• _Your goal_: Among the entries below, find the lines with "было" and copy them.

## start Supplied records

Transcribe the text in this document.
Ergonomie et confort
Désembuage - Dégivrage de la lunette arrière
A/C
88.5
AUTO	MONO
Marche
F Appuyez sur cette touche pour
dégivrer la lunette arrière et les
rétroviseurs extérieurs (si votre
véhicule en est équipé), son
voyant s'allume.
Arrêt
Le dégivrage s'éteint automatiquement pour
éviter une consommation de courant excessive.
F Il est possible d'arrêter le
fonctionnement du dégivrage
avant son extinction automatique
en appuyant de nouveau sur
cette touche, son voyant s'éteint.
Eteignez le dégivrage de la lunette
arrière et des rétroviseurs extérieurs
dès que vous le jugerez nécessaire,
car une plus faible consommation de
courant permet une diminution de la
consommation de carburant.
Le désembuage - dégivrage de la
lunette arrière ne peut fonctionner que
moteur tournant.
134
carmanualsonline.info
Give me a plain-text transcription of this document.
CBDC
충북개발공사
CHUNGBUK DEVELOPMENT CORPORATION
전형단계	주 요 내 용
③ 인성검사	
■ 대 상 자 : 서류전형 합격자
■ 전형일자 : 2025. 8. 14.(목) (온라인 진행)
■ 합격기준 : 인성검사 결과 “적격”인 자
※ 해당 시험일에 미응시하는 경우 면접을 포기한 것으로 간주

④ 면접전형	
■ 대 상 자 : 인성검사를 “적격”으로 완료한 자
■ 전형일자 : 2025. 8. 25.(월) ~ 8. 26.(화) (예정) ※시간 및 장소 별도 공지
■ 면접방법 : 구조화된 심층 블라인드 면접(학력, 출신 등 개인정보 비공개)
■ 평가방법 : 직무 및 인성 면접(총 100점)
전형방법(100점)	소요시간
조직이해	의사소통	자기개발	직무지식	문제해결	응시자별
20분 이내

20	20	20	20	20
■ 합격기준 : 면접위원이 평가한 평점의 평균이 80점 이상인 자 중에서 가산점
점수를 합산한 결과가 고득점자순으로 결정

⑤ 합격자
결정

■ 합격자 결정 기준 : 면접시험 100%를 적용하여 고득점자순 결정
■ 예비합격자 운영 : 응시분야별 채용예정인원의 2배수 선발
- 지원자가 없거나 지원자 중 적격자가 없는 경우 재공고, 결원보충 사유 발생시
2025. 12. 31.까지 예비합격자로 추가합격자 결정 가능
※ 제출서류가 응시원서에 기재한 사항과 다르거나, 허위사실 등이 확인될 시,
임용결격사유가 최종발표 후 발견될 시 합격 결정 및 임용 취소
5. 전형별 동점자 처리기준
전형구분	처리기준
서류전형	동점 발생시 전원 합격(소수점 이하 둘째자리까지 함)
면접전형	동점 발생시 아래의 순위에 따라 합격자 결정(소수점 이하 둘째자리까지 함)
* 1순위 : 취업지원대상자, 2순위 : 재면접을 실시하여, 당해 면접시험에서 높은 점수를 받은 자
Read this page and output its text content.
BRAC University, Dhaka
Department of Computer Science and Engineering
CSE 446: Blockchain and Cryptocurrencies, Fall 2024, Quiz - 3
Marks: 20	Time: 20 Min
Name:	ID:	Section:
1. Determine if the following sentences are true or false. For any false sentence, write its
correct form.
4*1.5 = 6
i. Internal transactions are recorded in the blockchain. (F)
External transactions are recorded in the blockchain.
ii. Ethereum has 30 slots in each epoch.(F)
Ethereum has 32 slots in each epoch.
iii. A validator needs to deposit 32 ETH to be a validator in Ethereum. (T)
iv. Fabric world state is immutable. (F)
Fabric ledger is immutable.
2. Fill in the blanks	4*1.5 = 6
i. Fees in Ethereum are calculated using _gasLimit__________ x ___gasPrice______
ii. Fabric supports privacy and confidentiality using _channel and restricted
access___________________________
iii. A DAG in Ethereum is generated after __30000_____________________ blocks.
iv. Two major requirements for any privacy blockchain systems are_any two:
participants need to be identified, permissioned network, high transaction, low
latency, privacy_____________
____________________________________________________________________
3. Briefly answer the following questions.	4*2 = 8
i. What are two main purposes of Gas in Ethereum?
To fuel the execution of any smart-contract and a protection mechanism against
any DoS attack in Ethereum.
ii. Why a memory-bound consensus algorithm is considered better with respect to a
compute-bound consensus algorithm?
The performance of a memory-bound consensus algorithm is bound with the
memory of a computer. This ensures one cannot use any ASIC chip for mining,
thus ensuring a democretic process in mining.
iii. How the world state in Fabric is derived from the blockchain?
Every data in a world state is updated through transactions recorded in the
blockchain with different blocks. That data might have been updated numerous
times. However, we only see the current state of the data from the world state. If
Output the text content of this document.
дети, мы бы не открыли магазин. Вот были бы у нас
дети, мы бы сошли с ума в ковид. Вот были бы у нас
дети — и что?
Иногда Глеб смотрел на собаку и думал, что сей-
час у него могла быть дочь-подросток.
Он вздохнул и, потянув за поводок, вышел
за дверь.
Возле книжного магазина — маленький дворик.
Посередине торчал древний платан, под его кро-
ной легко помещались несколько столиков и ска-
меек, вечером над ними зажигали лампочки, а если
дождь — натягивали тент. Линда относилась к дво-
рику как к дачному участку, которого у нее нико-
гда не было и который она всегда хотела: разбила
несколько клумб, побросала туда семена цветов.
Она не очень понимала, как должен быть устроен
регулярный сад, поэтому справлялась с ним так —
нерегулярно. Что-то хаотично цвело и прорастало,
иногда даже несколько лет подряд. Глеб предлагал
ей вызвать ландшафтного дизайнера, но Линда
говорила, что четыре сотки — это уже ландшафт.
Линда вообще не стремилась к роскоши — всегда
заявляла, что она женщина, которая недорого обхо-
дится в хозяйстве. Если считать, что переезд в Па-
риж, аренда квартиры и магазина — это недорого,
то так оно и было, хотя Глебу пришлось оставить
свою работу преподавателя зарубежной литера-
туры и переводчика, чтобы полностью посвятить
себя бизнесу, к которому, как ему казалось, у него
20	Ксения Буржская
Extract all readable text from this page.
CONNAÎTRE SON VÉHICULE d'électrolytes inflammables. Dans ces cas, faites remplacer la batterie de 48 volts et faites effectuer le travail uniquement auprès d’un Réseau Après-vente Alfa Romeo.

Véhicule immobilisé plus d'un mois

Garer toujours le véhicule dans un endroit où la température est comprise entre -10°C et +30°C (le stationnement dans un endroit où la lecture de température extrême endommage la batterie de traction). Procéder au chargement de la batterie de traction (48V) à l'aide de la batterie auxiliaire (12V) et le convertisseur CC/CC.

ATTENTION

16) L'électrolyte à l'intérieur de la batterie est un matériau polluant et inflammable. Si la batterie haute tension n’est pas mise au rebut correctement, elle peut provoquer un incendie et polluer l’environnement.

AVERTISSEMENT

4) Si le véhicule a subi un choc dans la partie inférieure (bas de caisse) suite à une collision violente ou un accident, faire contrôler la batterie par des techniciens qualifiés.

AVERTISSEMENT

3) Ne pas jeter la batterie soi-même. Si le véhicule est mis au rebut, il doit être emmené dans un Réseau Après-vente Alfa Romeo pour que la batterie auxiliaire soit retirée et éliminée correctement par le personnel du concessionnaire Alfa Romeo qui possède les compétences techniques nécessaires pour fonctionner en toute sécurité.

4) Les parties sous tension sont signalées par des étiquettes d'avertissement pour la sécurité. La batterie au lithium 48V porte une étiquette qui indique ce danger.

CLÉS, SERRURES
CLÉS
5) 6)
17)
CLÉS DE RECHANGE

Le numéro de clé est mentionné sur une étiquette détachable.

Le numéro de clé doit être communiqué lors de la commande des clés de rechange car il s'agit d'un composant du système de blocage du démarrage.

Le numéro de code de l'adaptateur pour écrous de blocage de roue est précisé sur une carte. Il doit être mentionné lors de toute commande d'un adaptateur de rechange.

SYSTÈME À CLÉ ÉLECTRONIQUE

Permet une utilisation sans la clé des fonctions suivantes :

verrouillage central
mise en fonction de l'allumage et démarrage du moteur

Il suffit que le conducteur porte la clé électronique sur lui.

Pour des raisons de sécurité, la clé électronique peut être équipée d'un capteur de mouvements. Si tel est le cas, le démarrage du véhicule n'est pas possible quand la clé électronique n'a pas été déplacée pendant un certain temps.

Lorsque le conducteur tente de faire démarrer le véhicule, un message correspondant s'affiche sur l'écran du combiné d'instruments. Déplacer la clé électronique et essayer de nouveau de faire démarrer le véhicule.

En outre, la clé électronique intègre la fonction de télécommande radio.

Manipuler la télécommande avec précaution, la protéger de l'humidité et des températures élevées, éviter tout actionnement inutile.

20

## end Supplied records

• _Written reply_:
гда не было и который она всегда хотела: разбила
то так оно и было, хотя Глебу пришлось оставить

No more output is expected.